DIRECTION =
Filter this material down to the lines that hold "times", copying each one.

DATA ROWS =
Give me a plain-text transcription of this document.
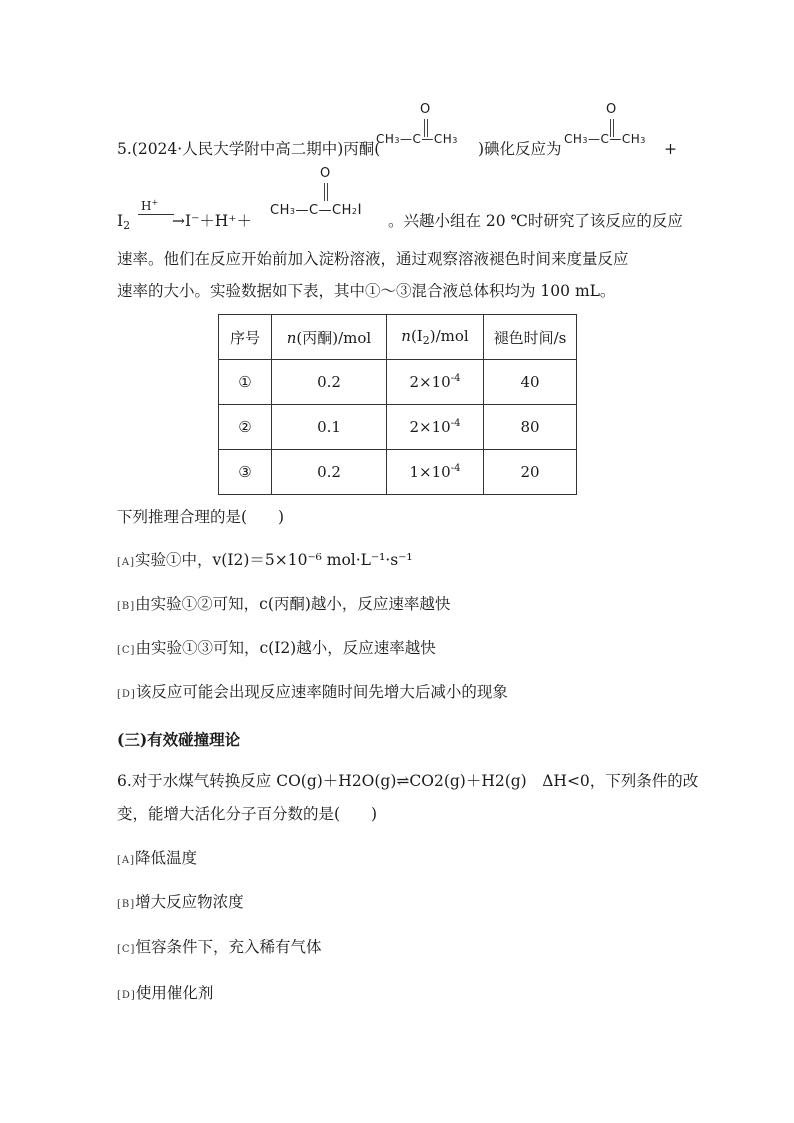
5.(2024·人民大学附中高二期中)丙酮(
O
CH3—C—CH3 )碘化反应为
O
CH3—C—CH3 +
$I_2$
H+
→I⁻＋H⁺＋
O
CH3—C—CH2I
。兴趣小组在 20 ℃时研究了该反应的反应
速率。他们在反应开始前加入淀粉溶液，通过观察溶液褪色时间来度量反应
速率的大小。实验数据如下表，其中①～③混合液总体积均为 100 mL。
序号	n(丙酮)/mol	$n(I_2)$/mol	褪色时间/s
①	0.2	$2\times 10^{-4}$	40
②	0.1	$2\times 10^{-4}$	80
③	0.2	$1\times 10^{-4}$	20
下列推理合理的是(　　)
[A]实验①中，v(I2)＝5×10⁻⁶ mol·L⁻¹·s⁻¹
[B]由实验①②可知，c(丙酮)越小，反应速率越快
[C]由实验①③可知，c(I2)越小，反应速率越快
[D]该反应可能会出现反应速率随时间先增大后减小的现象
(三)有效碰撞理论
6.对于水煤气转换反应 CO(g)＋H2O(g)⇌CO2(g)＋H2(g)　ΔH<0，下列条件的改
变，能增大活化分子百分数的是(　　)
[A]降低温度
[B]增大反应物浓度
[C]恒容条件下，充入稀有气体
[D]使用催化剂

RESULT OF THE EXERCISE =
①	0.2	$2\times 10^{-4}$	40
②	0.1	$2\times 10^{-4}$	80
③	0.2	$1\times 10^{-4}$	20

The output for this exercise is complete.